[START OF Provided entries]

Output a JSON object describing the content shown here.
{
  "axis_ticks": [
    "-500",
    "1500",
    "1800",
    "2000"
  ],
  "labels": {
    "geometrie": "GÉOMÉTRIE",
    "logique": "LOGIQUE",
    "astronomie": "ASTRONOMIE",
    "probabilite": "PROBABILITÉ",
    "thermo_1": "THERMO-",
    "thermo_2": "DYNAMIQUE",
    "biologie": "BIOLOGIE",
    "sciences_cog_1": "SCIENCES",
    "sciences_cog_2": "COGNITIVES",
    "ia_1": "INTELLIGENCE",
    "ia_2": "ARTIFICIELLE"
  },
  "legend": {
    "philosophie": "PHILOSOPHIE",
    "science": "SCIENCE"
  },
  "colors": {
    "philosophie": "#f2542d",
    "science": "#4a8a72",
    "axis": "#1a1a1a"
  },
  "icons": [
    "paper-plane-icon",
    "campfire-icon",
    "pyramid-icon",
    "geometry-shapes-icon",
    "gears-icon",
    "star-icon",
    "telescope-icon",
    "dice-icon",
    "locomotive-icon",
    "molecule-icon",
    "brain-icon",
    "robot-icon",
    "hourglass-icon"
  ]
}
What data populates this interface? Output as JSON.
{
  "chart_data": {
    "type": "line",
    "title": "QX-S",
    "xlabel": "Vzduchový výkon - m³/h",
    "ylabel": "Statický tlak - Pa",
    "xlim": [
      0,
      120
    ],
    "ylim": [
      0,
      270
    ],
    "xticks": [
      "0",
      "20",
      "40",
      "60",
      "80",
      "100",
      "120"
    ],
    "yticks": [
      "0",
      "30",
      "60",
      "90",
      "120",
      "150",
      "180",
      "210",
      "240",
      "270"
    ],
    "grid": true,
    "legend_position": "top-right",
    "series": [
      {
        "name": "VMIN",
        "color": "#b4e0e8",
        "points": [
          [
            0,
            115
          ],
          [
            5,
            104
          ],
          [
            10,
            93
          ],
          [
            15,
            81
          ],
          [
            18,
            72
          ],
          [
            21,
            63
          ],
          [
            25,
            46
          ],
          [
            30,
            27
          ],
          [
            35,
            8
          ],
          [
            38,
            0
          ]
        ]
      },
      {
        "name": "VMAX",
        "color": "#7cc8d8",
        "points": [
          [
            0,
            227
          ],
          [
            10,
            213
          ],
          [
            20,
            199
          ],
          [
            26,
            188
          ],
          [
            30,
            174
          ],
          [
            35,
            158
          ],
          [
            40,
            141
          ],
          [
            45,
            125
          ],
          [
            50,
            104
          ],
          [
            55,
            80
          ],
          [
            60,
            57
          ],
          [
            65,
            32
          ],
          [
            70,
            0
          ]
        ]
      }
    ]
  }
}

[END OF Provided entries]

● What the exercise asks:
Determine how many of the lines above hold the word "JSON", and output that number by itself.

● Reply:
2